ASSIGNED TASK
Copy out the section of the Shell sandbox guide that begins with "Agent development" and ends with "Google, GitHub, etc.).", swapping "private" for "separate".

Custom shell
This guide covers the Shell sandbox, a minimal environment for custom agent installation and development. Unlike other agent sandboxes, Shell doesn't include a pre-installed agent binary. Instead, it provides a clean environment where you can install and configure any agent or tool.
Quick start
Create a sandbox and launch a shell environment:
$ docker sandbox run shell ~/my-project
The workspace parameter is optional and defaults to the current directory:
$ cd ~/my-project
$ docker sandbox run shell
This launches a bash login shell inside the sandbox.
Use cases
The Shell sandbox serves several purposes:
Custom agent installation
Install agents not officially supported by Docker Sandboxes. The environment includes package managers and development tools for installing arbitrary software.
Agent development
Test custom agent implementations or modifications in an isolated environment with a private Docker daemon.
Manual configuration
Configure agents with complex setup requirements or custom authentication flows that aren't supported by the standard templates.
Troubleshooting
Debug agent issues by manually running commands and inspecting the sandbox environment.
Authentication
The Shell sandbox uses proxy credential injection. The proxy automatically injects credentials into API requests for supported providers (OpenAI, Anthropic, Google, GitHub, etc.).
Set your API keys in your shell configuration file:
export OPENAI_API_KEY=sk-xxxxx
export ANTHROPIC_API_KEY=sk-ant-xxxxx
export GOOGLE_API_KEY=AIzaSyxxxxx
export GH_TOKEN=ghp_xxxxxApply the changes:
- Source your shell configuration:
source ~/.bashrc(or~/.zshrc) - Restart Docker Desktop so the daemon picks up the environment variables
- Create and run your sandbox:
$ docker sandbox create shell ~/project
$ docker sandbox run <sandbox-name>
The proxy reads credentials from your host environment and injects them into API requests automatically. Credentials are never stored inside the sandbox.
Installing agents
Once inside the shell sandbox, install agents using their standard installation methods.
Example: Installing Continue
Continue is an AI code assistant. Since Node.js is pre-installed, you can install it directly:
$ npm install -g @continuedev/cli
$ cn --version
1.5.43
For containerized agents or complex setups, consider creating a custom template based on the shell template instead of installing interactively.
Running commands
Pass shell options after the -- separator to execute commands:
$ docker sandbox run <sandbox-name> -- -c "echo 'Hello from sandbox'"
Base image
Template: docker/sandbox-templates:shell
The shell template provides the base environment without a pre-installed agent, making it suitable for manual agent installation.
See Custom templates to build your own agent images.
The minimal nature of this template makes it suitable as a base for any custom agent installation.

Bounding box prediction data
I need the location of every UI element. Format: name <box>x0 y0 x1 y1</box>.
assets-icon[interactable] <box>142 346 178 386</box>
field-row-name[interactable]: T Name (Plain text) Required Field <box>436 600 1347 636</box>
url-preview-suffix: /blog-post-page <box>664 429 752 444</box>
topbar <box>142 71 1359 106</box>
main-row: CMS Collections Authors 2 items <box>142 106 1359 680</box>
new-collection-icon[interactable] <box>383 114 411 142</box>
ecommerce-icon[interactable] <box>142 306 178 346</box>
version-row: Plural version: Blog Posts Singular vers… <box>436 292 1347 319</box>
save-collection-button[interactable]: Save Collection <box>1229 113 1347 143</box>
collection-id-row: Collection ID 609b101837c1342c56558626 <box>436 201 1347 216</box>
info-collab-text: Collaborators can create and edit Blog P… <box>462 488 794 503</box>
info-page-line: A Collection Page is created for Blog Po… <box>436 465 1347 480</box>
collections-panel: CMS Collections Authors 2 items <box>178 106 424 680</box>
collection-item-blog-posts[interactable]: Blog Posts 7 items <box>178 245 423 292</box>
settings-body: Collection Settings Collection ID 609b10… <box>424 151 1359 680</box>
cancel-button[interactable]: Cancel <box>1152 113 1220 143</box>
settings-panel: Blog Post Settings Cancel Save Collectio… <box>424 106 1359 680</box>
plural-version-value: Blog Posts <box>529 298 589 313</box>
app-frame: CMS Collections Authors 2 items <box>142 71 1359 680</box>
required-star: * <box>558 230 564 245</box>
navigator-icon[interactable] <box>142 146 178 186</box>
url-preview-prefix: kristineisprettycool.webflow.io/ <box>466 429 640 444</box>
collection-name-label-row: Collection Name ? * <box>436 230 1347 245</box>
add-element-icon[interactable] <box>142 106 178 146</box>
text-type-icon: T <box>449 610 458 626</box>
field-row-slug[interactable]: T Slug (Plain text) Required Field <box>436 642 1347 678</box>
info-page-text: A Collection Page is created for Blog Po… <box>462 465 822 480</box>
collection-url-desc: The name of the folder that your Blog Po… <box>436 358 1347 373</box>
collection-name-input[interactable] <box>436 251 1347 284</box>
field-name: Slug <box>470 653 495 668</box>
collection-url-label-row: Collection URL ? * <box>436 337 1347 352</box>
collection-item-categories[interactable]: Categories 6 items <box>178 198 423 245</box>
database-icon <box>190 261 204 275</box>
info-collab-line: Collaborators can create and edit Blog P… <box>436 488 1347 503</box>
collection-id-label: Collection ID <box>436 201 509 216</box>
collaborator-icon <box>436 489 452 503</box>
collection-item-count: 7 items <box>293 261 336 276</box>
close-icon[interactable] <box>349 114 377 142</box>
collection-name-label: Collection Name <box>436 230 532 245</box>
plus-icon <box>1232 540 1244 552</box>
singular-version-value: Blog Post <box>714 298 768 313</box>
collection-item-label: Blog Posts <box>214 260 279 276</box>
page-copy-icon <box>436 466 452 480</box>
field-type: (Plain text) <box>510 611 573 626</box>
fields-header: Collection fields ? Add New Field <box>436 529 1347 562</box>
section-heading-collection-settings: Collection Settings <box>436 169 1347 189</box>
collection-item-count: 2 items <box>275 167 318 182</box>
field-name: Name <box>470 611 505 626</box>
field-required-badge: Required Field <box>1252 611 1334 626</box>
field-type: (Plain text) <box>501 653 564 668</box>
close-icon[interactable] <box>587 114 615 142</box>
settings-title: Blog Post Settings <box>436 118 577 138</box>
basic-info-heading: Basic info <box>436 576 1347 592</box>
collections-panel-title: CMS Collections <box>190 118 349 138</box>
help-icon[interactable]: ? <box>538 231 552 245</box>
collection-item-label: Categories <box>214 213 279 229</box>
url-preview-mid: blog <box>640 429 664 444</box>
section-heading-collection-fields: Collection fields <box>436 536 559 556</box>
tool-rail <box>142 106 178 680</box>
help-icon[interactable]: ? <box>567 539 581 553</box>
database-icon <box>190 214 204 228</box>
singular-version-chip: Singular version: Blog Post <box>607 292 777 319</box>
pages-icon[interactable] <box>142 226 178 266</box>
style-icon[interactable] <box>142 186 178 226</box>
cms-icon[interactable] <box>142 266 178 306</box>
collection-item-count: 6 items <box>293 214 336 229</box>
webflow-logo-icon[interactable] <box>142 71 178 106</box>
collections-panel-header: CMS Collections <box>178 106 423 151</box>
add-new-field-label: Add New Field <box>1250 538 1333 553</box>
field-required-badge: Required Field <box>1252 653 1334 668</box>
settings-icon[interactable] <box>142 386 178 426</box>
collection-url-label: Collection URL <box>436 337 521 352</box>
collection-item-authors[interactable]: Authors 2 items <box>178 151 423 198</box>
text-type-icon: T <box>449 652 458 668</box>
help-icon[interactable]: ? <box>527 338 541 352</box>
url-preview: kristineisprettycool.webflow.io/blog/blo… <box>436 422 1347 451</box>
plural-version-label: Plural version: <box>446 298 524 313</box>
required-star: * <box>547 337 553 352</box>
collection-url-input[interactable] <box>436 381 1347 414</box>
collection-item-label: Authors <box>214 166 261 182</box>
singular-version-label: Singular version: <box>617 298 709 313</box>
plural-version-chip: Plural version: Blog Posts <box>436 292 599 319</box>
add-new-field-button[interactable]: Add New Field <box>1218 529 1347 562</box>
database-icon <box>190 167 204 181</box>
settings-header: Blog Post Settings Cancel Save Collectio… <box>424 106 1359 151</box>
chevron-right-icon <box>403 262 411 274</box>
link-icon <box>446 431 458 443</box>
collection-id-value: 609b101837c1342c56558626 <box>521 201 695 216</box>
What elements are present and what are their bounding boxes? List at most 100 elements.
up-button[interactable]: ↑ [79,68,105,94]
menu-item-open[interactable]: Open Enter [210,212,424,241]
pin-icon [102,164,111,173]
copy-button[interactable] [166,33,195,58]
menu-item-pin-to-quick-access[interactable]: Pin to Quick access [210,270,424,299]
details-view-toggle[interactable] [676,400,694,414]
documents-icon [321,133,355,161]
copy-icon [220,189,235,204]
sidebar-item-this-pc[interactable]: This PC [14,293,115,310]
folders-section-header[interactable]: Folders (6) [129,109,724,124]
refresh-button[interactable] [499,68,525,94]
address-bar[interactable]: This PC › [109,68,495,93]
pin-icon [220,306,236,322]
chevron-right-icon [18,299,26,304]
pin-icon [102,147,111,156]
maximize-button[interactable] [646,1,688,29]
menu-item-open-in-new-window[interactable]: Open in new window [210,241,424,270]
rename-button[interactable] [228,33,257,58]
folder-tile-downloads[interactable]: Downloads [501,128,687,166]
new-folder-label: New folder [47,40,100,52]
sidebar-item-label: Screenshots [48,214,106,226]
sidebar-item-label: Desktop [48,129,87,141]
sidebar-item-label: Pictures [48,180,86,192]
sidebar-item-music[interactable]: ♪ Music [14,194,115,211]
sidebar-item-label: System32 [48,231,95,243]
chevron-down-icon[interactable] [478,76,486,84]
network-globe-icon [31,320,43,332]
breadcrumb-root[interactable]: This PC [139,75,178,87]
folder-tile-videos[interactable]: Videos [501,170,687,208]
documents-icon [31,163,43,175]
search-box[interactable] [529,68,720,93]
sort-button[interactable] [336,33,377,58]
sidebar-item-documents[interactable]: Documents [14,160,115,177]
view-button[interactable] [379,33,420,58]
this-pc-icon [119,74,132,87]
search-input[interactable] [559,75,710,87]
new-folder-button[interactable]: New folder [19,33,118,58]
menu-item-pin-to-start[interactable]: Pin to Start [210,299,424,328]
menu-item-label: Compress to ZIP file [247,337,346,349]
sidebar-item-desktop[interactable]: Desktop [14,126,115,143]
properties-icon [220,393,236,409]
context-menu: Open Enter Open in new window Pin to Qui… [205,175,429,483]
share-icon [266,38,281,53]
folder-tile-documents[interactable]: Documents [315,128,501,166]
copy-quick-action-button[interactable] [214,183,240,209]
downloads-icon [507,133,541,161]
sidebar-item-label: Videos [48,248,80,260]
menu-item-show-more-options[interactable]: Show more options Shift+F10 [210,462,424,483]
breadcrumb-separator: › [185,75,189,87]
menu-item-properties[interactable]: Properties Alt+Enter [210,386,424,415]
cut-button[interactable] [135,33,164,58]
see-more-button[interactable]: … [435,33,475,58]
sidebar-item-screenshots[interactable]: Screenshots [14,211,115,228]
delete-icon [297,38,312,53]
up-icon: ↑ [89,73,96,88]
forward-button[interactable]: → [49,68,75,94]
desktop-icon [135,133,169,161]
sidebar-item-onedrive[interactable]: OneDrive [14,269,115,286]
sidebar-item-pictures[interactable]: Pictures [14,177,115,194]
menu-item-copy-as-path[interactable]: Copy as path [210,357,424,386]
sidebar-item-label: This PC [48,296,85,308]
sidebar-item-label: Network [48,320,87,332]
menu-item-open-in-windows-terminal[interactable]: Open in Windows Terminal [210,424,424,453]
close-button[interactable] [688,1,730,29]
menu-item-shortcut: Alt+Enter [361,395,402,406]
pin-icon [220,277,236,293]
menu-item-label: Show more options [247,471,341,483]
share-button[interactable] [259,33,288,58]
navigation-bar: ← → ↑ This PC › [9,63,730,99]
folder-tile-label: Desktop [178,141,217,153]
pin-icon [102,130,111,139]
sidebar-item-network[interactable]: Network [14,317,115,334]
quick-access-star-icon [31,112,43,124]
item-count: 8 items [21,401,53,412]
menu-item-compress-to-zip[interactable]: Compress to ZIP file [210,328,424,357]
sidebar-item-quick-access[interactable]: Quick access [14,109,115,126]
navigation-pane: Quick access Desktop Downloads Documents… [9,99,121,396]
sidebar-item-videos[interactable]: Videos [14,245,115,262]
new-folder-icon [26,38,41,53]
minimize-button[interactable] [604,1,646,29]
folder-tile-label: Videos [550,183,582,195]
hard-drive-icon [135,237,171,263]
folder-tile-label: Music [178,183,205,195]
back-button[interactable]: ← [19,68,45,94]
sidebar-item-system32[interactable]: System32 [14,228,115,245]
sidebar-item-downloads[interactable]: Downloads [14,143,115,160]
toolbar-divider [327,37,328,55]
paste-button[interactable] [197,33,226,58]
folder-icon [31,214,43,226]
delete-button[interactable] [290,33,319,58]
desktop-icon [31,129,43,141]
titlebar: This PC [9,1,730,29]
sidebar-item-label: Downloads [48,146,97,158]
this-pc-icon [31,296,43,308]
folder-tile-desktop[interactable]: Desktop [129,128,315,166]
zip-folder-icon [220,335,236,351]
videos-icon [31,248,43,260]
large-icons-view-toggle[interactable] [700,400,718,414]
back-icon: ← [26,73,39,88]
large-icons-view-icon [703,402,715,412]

EXERCISE ANSWER
Agent development
Test custom agent implementations or modifications in an isolated environment with a separate Docker daemon.
Manual configuration
Configure agents with complex setup requirements or custom authentication flows that aren't supported by the standard templates.
Troubleshooting
Debug agent issues by manually running commands and inspecting the sandbox environment.
Authentication
The Shell sandbox uses proxy credential injection. The proxy automatically injects credentials into API requests for supported providers (OpenAI, Anthropic, Google, GitHub, etc.).